Copy the data exactly as it appears, and do not include any pictures.

================

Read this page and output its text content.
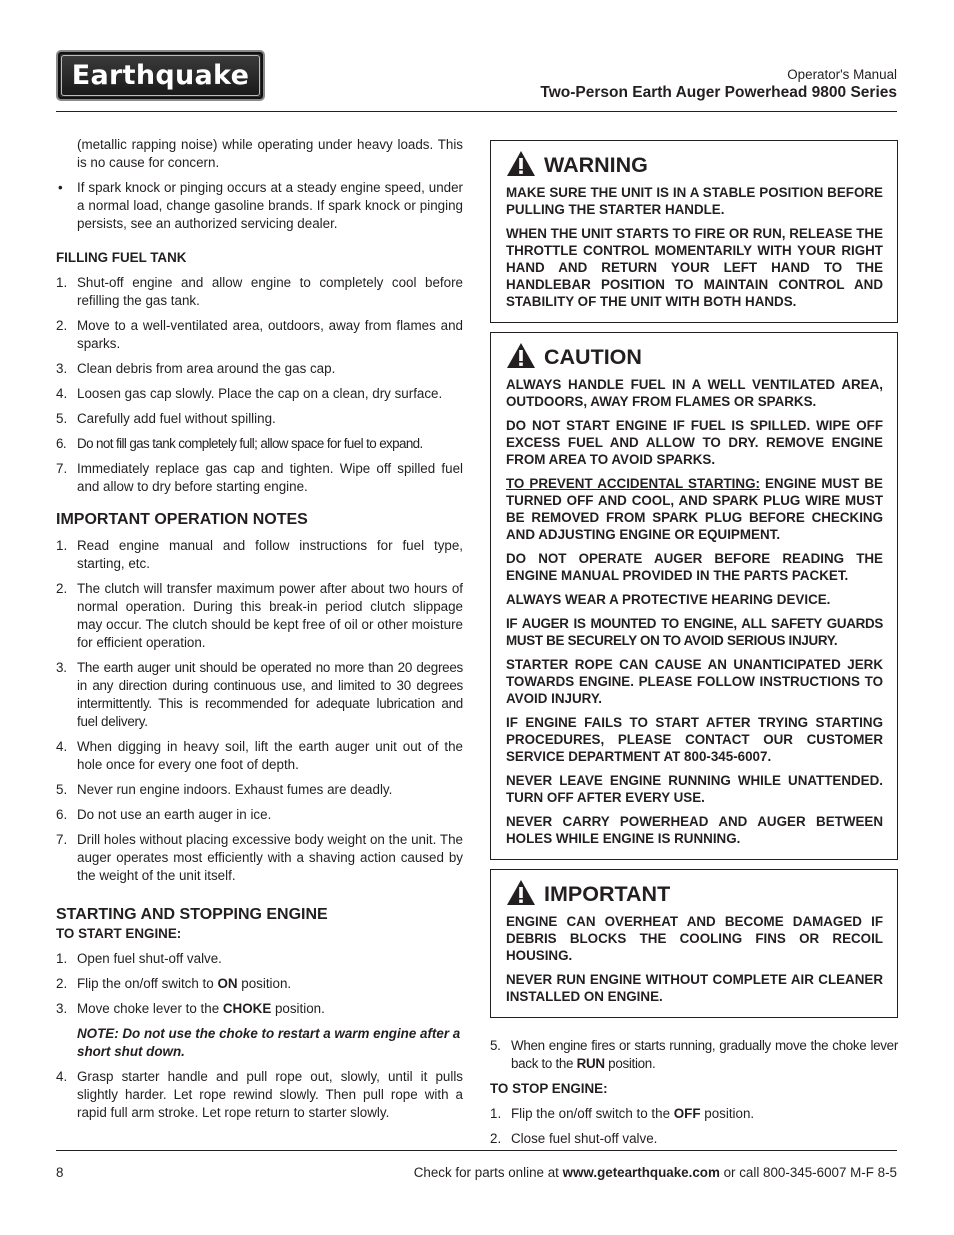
Earthquake	Operator's Manual
Two-Person Earth Auger Powerhead 9800 Series

(metallic rapping noise) while operating under heavy loads. This is no cause for concern.

• If spark knock or pinging occurs at a steady engine speed, under a normal load, change gasoline brands. If spark knock or pinging persists, see an authorized servicing dealer.
FILLING FUEL TANK
1. Shut-off engine and allow engine to completely cool before refilling the gas tank.
2. Move to a well-ventilated area, outdoors, away from flames and sparks.
3. Clean debris from area around the gas cap.
4. Loosen gas cap slowly. Place the cap on a clean, dry surface.
5. Carefully add fuel without spilling.
6. Do not fill gas tank completely full; allow space for fuel to expand.
7. Immediately replace gas cap and tighten. Wipe off spilled fuel and allow to dry before starting engine.
IMPORTANT OPERATION NOTES
1. Read engine manual and follow instructions for fuel type, starting, etc.
2. The clutch will transfer maximum power after about two hours of normal operation. During this break-in period clutch slippage may occur. The clutch should be kept free of oil or other moisture for efficient operation.
3. The earth auger unit should be operated no more than 20 degrees in any direction during continuous use, and limited to 30 degrees intermittently. This is recommended for adequate lubrication and fuel delivery.
4. When digging in heavy soil, lift the earth auger unit out of the hole once for every one foot of depth.
5. Never run engine indoors. Exhaust fumes are deadly.
6. Do not use an earth auger in ice.
7. Drill holes without placing excessive body weight on the unit. The auger operates most efficiently with a shaving action caused by the weight of the unit itself.
STARTING AND STOPPING ENGINE
TO START ENGINE:
1. Open fuel shut-off valve.
2. Flip the on/off switch to ON position.
3. Move choke lever to the CHOKE position.
NOTE: Do not use the choke to restart a warm engine after a short shut down.
4. Grasp starter handle and pull rope out, slowly, until it pulls slightly harder. Let rope rewind slowly. Then pull rope with a rapid full arm stroke. Let rope return to starter slowly.
WARNING

MAKE SURE THE UNIT IS IN A STABLE POSITION BEFORE PULLING THE STARTER HANDLE.

WHEN THE UNIT STARTS TO FIRE OR RUN, RELEASE THE THROTTLE CONTROL MOMENTARILY WITH YOUR RIGHT HAND AND RETURN YOUR LEFT HAND TO THE HANDLEBAR POSITION TO MAINTAIN CONTROL AND STABILITY OF THE UNIT WITH BOTH HANDS.

CAUTION

ALWAYS HANDLE FUEL IN A WELL VENTILATED AREA, OUTDOORS, AWAY FROM FLAMES OR SPARKS.

DO NOT START ENGINE IF FUEL IS SPILLED. WIPE OFF EXCESS FUEL AND ALLOW TO DRY. REMOVE ENGINE FROM AREA TO AVOID SPARKS.

TO PREVENT ACCIDENTAL STARTING: ENGINE MUST BE TURNED OFF AND COOL, AND SPARK PLUG WIRE MUST BE REMOVED FROM SPARK PLUG BEFORE CHECKING AND ADJUSTING ENGINE OR EQUIPMENT.

DO NOT OPERATE AUGER BEFORE READING THE ENGINE MANUAL PROVIDED IN THE PARTS PACKET.

ALWAYS WEAR A PROTECTIVE HEARING DEVICE.

IF AUGER IS MOUNTED TO ENGINE, ALL SAFETY GUARDS MUST BE SECURELY ON TO AVOID SERIOUS INJURY.

STARTER ROPE CAN CAUSE AN UNANTICIPATED JERK TOWARDS ENGINE. PLEASE FOLLOW INSTRUCTIONS TO AVOID INJURY.

IF ENGINE FAILS TO START AFTER TRYING STARTING PROCEDURES, PLEASE CONTACT OUR CUSTOMER SERVICE DEPARTMENT AT 800-345-6007.

NEVER LEAVE ENGINE RUNNING WHILE UNATTENDED. TURN OFF AFTER EVERY USE.

NEVER CARRY POWERHEAD AND AUGER BETWEEN HOLES WHILE ENGINE IS RUNNING.

IMPORTANT

ENGINE CAN OVERHEAT AND BECOME DAMAGED IF DEBRIS BLOCKS THE COOLING FINS OR RECOIL HOUSING.

NEVER RUN ENGINE WITHOUT COMPLETE AIR CLEANER INSTALLED ON ENGINE.

5. When engine fires or starts running, gradually move the choke lever back to the RUN position.
TO STOP ENGINE:
1. Flip the on/off switch to the OFF position.
2. Close fuel shut-off valve.
8	Check for parts online at www.getearthquake.com or call 800-345-6007 M-F 8-5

================

• _Answer to the exercise_
Read this page and output its text content.
Earthquake	Operator's Manual
Two-Person Earth Auger Powerhead 9800 Series

(metallic rapping noise) while operating under heavy loads. This is no cause for concern.

• If spark knock or pinging occurs at a steady engine speed, under a normal load, change gasoline brands. If spark knock or pinging persists, see an authorized servicing dealer.
FILLING FUEL TANK
1. Shut-off engine and allow engine to completely cool before refilling the gas tank.
2. Move to a well-ventilated area, outdoors, away from flames and sparks.
3. Clean debris from area around the gas cap.
4. Loosen gas cap slowly. Place the cap on a clean, dry surface.
5. Carefully add fuel without spilling.
6. Do not fill gas tank completely full; allow space for fuel to expand.
7. Immediately replace gas cap and tighten. Wipe off spilled fuel and allow to dry before starting engine.
IMPORTANT OPERATION NOTES
1. Read engine manual and follow instructions for fuel type, starting, etc.
2. The clutch will transfer maximum power after about two hours of normal operation. During this break-in period clutch slippage may occur. The clutch should be kept free of oil or other moisture for efficient operation.
3. The earth auger unit should be operated no more than 20 degrees in any direction during continuous use, and limited to 30 degrees intermittently. This is recommended for adequate lubrication and fuel delivery.
4. When digging in heavy soil, lift the earth auger unit out of the hole once for every one foot of depth.
5. Never run engine indoors. Exhaust fumes are deadly.
6. Do not use an earth auger in ice.
7. Drill holes without placing excessive body weight on the unit. The auger operates most efficiently with a shaving action caused by the weight of the unit itself.
STARTING AND STOPPING ENGINE
TO START ENGINE:
1. Open fuel shut-off valve.
2. Flip the on/off switch to ON position.
3. Move choke lever to the CHOKE position.
NOTE: Do not use the choke to restart a warm engine after a short shut down.
4. Grasp starter handle and pull rope out, slowly, until it pulls slightly harder. Let rope rewind slowly. Then pull rope with a rapid full arm stroke. Let rope return to starter slowly.
WARNING

MAKE SURE THE UNIT IS IN A STABLE POSITION BEFORE PULLING THE STARTER HANDLE.

WHEN THE UNIT STARTS TO FIRE OR RUN, RELEASE THE THROTTLE CONTROL MOMENTARILY WITH YOUR RIGHT HAND AND RETURN YOUR LEFT HAND TO THE HANDLEBAR POSITION TO MAINTAIN CONTROL AND STABILITY OF THE UNIT WITH BOTH HANDS.

CAUTION

ALWAYS HANDLE FUEL IN A WELL VENTILATED AREA, OUTDOORS, AWAY FROM FLAMES OR SPARKS.

DO NOT START ENGINE IF FUEL IS SPILLED. WIPE OFF EXCESS FUEL AND ALLOW TO DRY. REMOVE ENGINE FROM AREA TO AVOID SPARKS.

TO PREVENT ACCIDENTAL STARTING: ENGINE MUST BE TURNED OFF AND COOL, AND SPARK PLUG WIRE MUST BE REMOVED FROM SPARK PLUG BEFORE CHECKING AND ADJUSTING ENGINE OR EQUIPMENT.

DO NOT OPERATE AUGER BEFORE READING THE ENGINE MANUAL PROVIDED IN THE PARTS PACKET.

ALWAYS WEAR A PROTECTIVE HEARING DEVICE.

IF AUGER IS MOUNTED TO ENGINE, ALL SAFETY GUARDS MUST BE SECURELY ON TO AVOID SERIOUS INJURY.

STARTER ROPE CAN CAUSE AN UNANTICIPATED JERK TOWARDS ENGINE. PLEASE FOLLOW INSTRUCTIONS TO AVOID INJURY.

IF ENGINE FAILS TO START AFTER TRYING STARTING PROCEDURES, PLEASE CONTACT OUR CUSTOMER SERVICE DEPARTMENT AT 800-345-6007.

NEVER LEAVE ENGINE RUNNING WHILE UNATTENDED. TURN OFF AFTER EVERY USE.

NEVER CARRY POWERHEAD AND AUGER BETWEEN HOLES WHILE ENGINE IS RUNNING.

IMPORTANT

ENGINE CAN OVERHEAT AND BECOME DAMAGED IF DEBRIS BLOCKS THE COOLING FINS OR RECOIL HOUSING.

NEVER RUN ENGINE WITHOUT COMPLETE AIR CLEANER INSTALLED ON ENGINE.

5. When engine fires or starts running, gradually move the choke lever back to the RUN position.
TO STOP ENGINE:
1. Flip the on/off switch to the OFF position.
2. Close fuel shut-off valve.
8	Check for parts online at www.getearthquake.com or call 800-345-6007 M-F 8-5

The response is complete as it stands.